[What to work on]:
Search the data for the word "September" and copy every line where it occurs.

[Available records]:
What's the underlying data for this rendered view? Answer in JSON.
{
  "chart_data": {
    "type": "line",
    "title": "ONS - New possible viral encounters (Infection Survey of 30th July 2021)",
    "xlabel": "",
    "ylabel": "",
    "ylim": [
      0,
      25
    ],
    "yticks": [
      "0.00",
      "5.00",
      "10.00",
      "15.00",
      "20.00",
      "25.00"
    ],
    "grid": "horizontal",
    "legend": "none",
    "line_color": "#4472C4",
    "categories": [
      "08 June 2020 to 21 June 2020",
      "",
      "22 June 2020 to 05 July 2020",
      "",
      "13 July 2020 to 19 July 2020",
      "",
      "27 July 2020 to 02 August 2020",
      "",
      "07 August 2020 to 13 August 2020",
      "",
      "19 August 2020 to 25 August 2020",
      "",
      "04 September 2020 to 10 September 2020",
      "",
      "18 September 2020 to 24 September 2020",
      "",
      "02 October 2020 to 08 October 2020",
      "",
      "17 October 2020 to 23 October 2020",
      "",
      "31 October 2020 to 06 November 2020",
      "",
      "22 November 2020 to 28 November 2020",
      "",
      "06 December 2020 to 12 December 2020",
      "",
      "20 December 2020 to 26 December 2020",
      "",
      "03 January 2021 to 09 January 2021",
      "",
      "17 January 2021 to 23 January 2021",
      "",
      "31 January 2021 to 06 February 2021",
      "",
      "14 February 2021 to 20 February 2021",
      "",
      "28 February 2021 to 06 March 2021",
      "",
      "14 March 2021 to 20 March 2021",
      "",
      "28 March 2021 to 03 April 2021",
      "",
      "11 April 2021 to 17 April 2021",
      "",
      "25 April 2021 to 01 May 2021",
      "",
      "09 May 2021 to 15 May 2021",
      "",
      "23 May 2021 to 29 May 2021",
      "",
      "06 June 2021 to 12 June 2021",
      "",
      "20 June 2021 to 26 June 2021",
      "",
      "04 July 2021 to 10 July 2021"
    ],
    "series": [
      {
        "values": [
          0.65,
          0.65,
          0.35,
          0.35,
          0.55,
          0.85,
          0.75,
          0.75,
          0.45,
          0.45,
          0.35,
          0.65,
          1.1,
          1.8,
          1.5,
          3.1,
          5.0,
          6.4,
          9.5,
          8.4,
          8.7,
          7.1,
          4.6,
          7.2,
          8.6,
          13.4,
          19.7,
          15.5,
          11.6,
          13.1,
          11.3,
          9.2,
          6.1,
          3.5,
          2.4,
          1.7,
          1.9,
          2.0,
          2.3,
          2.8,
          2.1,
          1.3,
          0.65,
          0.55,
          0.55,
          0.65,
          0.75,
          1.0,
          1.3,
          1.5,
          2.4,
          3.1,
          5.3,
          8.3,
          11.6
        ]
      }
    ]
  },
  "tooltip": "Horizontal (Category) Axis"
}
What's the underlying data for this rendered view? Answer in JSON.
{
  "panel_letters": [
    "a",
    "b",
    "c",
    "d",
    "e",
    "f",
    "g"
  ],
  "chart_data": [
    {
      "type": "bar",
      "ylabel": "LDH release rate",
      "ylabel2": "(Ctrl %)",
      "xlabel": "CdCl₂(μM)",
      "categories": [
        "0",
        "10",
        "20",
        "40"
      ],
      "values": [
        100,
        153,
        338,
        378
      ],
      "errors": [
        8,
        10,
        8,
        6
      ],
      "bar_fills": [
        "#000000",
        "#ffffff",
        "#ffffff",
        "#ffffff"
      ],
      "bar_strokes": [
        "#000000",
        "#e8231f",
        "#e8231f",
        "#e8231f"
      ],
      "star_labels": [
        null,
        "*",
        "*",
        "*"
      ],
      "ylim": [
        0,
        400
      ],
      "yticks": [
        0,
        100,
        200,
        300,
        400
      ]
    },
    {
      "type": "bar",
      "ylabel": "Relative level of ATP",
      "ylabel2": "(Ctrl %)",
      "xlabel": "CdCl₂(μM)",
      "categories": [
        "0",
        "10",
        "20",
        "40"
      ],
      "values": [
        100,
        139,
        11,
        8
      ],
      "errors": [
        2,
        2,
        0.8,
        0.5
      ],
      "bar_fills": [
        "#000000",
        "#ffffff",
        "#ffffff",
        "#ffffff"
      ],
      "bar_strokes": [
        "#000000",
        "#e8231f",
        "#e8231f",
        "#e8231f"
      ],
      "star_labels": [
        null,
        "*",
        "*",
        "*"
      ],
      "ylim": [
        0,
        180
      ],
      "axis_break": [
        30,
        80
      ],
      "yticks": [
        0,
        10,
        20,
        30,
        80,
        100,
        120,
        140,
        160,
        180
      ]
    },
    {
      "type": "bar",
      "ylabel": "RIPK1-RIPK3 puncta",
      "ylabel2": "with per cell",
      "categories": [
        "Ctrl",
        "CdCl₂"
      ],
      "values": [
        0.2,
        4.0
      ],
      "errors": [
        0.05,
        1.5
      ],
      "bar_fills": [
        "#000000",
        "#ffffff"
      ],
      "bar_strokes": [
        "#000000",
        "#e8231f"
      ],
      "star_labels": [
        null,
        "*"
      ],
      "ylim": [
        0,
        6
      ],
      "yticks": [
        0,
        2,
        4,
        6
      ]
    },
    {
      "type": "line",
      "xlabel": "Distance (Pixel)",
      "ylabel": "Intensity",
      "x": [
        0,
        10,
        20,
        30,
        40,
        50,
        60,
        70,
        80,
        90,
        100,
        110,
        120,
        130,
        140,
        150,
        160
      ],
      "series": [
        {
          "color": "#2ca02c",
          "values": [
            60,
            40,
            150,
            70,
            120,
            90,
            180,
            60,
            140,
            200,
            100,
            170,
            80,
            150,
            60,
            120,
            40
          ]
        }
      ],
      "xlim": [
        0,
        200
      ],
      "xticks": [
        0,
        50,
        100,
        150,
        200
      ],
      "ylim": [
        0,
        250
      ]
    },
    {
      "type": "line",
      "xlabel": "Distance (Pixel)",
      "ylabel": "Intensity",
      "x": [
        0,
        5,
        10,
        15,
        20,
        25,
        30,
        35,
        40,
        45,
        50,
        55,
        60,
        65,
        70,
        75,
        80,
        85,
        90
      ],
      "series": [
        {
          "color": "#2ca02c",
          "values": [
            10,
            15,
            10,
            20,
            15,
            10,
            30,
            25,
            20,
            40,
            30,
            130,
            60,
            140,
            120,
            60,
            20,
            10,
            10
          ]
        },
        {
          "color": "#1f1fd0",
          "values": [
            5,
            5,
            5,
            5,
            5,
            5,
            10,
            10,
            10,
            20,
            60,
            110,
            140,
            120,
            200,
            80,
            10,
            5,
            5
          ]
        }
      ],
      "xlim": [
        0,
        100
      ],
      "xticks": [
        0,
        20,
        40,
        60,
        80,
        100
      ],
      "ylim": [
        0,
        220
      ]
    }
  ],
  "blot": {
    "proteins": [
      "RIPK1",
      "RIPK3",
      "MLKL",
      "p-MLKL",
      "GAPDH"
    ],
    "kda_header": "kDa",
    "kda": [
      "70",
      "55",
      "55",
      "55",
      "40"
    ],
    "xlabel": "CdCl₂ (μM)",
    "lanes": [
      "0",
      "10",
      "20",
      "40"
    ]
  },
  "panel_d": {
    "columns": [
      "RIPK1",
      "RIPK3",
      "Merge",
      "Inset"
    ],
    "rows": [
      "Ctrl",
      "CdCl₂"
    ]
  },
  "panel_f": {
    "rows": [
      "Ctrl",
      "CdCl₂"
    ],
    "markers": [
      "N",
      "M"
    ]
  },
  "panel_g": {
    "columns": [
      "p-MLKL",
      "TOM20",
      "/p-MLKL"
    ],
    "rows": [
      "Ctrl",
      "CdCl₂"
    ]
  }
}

[Answer box]:
      "04 September 2020 to 10 September 2020",
      "18 September 2020 to 24 September 2020",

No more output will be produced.